>> start MATERIAL PROVIDED

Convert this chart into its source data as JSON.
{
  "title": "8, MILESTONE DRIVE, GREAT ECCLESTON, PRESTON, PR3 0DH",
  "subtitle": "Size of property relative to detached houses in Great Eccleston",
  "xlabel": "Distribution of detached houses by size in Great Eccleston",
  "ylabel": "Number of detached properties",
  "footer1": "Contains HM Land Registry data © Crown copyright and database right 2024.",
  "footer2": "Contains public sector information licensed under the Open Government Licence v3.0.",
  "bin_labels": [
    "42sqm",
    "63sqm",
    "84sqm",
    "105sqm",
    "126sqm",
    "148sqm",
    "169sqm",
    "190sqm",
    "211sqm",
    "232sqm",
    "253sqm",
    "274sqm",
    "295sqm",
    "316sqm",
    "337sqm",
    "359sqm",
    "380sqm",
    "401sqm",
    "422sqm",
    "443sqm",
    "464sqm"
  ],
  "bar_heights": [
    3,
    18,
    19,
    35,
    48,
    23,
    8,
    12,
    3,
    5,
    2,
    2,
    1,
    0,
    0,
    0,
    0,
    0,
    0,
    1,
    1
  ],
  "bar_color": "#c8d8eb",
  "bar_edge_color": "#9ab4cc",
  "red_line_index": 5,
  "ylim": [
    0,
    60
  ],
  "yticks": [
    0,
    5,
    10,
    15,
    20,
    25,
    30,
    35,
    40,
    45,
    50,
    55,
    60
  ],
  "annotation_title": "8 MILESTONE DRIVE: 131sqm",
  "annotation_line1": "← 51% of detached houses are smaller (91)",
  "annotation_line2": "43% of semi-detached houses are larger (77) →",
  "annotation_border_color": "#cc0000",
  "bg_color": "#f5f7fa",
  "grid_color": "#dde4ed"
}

>> end MATERIAL PROVIDED

TO BE DONE:
Output all records verbatim.

CORRECT ANSWER:
Convert this chart into its source data as JSON.
{
  "title": "8, MILESTONE DRIVE, GREAT ECCLESTON, PRESTON, PR3 0DH",
  "subtitle": "Size of property relative to detached houses in Great Eccleston",
  "xlabel": "Distribution of detached houses by size in Great Eccleston",
  "ylabel": "Number of detached properties",
  "footer1": "Contains HM Land Registry data © Crown copyright and database right 2024.",
  "footer2": "Contains public sector information licensed under the Open Government Licence v3.0.",
  "bin_labels": [
    "42sqm",
    "63sqm",
    "84sqm",
    "105sqm",
    "126sqm",
    "148sqm",
    "169sqm",
    "190sqm",
    "211sqm",
    "232sqm",
    "253sqm",
    "274sqm",
    "295sqm",
    "316sqm",
    "337sqm",
    "359sqm",
    "380sqm",
    "401sqm",
    "422sqm",
    "443sqm",
    "464sqm"
  ],
  "bar_heights": [
    3,
    18,
    19,
    35,
    48,
    23,
    8,
    12,
    3,
    5,
    2,
    2,
    1,
    0,
    0,
    0,
    0,
    0,
    0,
    1,
    1
  ],
  "bar_color": "#c8d8eb",
  "bar_edge_color": "#9ab4cc",
  "red_line_index": 5,
  "ylim": [
    0,
    60
  ],
  "yticks": [
    0,
    5,
    10,
    15,
    20,
    25,
    30,
    35,
    40,
    45,
    50,
    55,
    60
  ],
  "annotation_title": "8 MILESTONE DRIVE: 131sqm",
  "annotation_line1": "← 51% of detached houses are smaller (91)",
  "annotation_line2": "43% of semi-detached houses are larger (77) →",
  "annotation_border_color": "#cc0000",
  "bg_color": "#f5f7fa",
  "grid_color": "#dde4ed"
}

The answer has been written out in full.